— BEGIN Data entries —
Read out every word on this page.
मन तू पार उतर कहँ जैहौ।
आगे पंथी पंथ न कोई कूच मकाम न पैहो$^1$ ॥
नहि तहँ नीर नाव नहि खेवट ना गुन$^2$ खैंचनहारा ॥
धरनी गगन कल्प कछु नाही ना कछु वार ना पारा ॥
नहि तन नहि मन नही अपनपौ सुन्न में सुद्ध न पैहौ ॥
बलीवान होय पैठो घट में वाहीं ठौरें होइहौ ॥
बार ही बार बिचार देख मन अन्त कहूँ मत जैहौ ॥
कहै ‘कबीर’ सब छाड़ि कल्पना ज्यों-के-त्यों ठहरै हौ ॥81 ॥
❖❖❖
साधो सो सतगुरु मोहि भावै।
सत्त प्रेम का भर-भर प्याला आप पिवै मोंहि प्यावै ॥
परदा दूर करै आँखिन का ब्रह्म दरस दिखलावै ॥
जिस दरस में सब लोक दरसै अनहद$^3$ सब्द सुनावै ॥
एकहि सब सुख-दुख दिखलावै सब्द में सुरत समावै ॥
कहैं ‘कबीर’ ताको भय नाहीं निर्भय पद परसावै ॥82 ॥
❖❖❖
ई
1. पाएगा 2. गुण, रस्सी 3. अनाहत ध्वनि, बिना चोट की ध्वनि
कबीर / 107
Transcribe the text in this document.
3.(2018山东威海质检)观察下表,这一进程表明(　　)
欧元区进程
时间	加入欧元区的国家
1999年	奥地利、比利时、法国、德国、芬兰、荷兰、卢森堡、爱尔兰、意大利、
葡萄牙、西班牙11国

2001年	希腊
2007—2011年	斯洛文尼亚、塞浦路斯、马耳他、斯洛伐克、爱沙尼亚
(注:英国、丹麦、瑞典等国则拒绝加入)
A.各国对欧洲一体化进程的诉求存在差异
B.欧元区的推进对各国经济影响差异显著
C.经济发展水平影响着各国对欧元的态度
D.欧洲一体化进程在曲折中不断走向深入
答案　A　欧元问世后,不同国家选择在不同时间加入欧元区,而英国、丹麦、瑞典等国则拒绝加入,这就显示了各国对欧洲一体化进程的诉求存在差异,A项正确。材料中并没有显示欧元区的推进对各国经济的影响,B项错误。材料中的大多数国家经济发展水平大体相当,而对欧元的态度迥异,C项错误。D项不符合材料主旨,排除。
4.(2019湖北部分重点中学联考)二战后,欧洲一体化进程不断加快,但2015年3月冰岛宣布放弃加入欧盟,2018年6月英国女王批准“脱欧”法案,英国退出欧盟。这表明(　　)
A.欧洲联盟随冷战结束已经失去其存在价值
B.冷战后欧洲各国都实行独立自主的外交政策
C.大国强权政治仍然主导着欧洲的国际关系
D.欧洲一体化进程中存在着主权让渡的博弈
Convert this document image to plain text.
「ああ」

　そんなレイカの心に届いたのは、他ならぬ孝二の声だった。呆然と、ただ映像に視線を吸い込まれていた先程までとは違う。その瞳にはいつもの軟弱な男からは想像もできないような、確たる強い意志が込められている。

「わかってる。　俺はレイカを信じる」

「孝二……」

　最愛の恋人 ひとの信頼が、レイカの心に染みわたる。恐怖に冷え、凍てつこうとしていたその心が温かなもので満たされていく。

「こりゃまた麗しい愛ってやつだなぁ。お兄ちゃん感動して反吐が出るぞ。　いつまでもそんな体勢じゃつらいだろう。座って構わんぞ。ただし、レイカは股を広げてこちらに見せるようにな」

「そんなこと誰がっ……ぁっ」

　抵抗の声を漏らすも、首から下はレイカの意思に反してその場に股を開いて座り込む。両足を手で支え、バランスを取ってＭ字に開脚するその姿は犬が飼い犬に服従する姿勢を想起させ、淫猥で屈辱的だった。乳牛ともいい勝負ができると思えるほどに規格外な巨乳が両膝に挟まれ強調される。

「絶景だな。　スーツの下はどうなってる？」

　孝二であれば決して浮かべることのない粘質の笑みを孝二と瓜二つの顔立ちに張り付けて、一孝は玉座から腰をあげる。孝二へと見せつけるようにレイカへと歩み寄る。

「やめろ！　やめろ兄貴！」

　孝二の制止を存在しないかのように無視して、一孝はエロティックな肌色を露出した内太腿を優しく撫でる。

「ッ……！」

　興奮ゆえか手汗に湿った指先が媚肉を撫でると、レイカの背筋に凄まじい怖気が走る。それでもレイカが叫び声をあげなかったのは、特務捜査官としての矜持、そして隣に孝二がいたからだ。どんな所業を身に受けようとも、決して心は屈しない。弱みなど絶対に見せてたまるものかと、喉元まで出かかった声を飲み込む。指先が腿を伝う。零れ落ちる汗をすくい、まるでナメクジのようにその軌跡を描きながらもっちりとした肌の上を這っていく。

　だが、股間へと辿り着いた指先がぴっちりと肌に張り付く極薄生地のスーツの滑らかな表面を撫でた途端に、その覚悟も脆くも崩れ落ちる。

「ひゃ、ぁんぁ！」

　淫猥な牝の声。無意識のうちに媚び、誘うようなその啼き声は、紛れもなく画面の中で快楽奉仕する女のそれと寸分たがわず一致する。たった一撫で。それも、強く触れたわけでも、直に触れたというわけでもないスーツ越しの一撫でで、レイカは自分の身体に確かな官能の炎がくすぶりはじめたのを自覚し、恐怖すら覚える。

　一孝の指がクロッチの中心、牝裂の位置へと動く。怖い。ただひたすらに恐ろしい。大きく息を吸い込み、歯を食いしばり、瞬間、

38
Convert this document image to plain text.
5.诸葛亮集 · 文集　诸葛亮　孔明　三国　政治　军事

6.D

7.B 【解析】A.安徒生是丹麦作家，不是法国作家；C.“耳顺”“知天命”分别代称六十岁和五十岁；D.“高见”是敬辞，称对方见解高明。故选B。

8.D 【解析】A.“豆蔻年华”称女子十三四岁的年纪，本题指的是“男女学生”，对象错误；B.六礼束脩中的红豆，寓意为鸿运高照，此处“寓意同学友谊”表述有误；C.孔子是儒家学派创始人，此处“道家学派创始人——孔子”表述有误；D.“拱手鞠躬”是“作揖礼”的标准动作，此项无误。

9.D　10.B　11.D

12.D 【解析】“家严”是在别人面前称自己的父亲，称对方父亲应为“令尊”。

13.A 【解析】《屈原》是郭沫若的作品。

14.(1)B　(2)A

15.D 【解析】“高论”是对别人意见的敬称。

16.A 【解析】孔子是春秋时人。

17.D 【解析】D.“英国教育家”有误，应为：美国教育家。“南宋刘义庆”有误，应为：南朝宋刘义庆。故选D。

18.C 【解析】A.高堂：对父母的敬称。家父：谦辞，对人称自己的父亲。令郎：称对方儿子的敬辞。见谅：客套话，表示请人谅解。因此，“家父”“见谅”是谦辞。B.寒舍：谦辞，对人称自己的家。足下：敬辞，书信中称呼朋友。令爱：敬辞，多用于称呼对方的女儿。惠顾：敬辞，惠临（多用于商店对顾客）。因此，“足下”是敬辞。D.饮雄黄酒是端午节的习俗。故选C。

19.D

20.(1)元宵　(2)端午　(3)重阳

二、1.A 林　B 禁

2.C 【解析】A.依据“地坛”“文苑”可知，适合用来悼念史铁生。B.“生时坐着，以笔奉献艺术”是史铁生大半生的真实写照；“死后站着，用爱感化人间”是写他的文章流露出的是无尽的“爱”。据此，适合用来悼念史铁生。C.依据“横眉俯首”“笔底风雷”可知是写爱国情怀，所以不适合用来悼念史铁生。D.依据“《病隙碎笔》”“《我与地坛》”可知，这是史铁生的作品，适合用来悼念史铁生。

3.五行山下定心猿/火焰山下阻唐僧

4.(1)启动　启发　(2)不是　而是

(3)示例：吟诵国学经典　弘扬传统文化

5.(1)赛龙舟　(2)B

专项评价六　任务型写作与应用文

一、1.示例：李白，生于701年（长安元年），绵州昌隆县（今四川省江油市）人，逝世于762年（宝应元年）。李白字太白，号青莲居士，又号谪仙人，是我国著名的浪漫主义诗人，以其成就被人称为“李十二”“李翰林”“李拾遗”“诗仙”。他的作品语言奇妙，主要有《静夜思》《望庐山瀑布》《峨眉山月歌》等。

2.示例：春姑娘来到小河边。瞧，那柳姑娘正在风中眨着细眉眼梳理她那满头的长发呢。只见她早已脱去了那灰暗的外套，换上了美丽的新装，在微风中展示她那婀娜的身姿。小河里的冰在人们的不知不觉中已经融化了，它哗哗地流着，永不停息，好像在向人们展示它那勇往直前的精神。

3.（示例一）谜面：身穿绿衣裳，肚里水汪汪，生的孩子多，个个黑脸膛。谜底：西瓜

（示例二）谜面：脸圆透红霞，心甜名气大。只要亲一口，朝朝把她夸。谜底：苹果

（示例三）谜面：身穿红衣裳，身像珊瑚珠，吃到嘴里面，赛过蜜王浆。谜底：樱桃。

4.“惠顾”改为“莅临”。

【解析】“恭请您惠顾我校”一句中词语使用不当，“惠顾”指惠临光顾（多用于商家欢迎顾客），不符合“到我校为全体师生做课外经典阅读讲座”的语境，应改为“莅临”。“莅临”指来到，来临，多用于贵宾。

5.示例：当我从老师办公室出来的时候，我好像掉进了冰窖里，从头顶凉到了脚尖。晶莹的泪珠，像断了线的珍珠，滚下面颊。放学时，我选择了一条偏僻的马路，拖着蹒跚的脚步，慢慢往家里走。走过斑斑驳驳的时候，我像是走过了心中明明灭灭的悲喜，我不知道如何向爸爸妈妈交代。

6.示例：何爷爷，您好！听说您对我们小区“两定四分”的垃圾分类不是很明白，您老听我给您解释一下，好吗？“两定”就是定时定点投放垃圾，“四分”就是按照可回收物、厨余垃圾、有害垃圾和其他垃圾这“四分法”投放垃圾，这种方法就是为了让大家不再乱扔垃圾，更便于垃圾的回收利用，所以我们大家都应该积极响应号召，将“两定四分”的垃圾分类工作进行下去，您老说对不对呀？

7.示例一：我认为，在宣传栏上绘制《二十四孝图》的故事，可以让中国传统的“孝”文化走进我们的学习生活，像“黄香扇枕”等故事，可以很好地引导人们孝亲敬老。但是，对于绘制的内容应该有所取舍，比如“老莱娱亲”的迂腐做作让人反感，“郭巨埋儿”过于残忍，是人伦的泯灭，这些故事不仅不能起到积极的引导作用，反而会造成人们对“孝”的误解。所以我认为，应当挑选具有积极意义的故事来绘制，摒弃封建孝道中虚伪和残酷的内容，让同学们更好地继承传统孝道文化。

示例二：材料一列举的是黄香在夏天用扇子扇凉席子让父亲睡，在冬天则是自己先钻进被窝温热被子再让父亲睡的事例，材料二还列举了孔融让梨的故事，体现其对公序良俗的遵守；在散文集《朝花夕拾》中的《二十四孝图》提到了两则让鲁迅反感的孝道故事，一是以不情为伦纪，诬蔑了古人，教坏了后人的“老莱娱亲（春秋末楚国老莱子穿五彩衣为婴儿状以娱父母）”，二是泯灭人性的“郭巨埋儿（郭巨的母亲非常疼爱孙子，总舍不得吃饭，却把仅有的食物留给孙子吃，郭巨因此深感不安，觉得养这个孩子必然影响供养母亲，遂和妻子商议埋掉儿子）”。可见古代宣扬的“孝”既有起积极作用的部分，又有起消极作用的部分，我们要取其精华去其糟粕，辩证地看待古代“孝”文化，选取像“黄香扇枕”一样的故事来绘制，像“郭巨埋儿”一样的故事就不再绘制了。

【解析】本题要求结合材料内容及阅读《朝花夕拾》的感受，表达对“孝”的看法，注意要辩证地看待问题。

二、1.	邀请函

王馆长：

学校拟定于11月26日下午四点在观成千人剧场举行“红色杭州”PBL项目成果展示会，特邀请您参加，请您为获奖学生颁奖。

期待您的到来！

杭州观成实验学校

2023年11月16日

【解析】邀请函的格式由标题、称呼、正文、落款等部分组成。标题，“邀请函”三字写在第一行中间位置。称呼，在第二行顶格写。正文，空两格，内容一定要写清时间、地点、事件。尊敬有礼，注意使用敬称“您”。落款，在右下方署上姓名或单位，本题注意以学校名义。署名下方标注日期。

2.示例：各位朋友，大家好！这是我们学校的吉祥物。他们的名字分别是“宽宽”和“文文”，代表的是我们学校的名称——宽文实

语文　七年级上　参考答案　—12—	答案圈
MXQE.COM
— END Data entries —
Work to do —
Choose all lines containing the string "黄香扇枕" and copy them out.

Written answer —
7.示例一：我认为，在宣传栏上绘制《二十四孝图》的故事，可以让中国传统的“孝”文化走进我们的学习生活，像“黄香扇枕”等故事，可以很好地引导人们孝亲敬老。但是，对于绘制的内容应该有所取舍，比如“老莱娱亲”的迂腐做作让人反感，“郭巨埋儿”过于残忍，是人伦的泯灭，这些故事不仅不能起到积极的引导作用，反而会造成人们对“孝”的误解。所以我认为，应当挑选具有积极意义的故事来绘制，摒弃封建孝道中虚伪和残酷的内容，让同学们更好地继承传统孝道文化。
示例二：材料一列举的是黄香在夏天用扇子扇凉席子让父亲睡，在冬天则是自己先钻进被窝温热被子再让父亲睡的事例，材料二还列举了孔融让梨的故事，体现其对公序良俗的遵守；在散文集《朝花夕拾》中的《二十四孝图》提到了两则让鲁迅反感的孝道故事，一是以不情为伦纪，诬蔑了古人，教坏了后人的“老莱娱亲（春秋末楚国老莱子穿五彩衣为婴儿状以娱父母）”，二是泯灭人性的“郭巨埋儿（郭巨的母亲非常疼爱孙子，总舍不得吃饭，却把仅有的食物留给孙子吃，郭巨因此深感不安，觉得养这个孩子必然影响供养母亲，遂和妻子商议埋掉儿子）”。可见古代宣扬的“孝”既有起积极作用的部分，又有起消极作用的部分，我们要取其精华去其糟粕，辩证地看待古代“孝”文化，选取像“黄香扇枕”一样的故事来绘制，像“郭巨埋儿”一样的故事就不再绘制了。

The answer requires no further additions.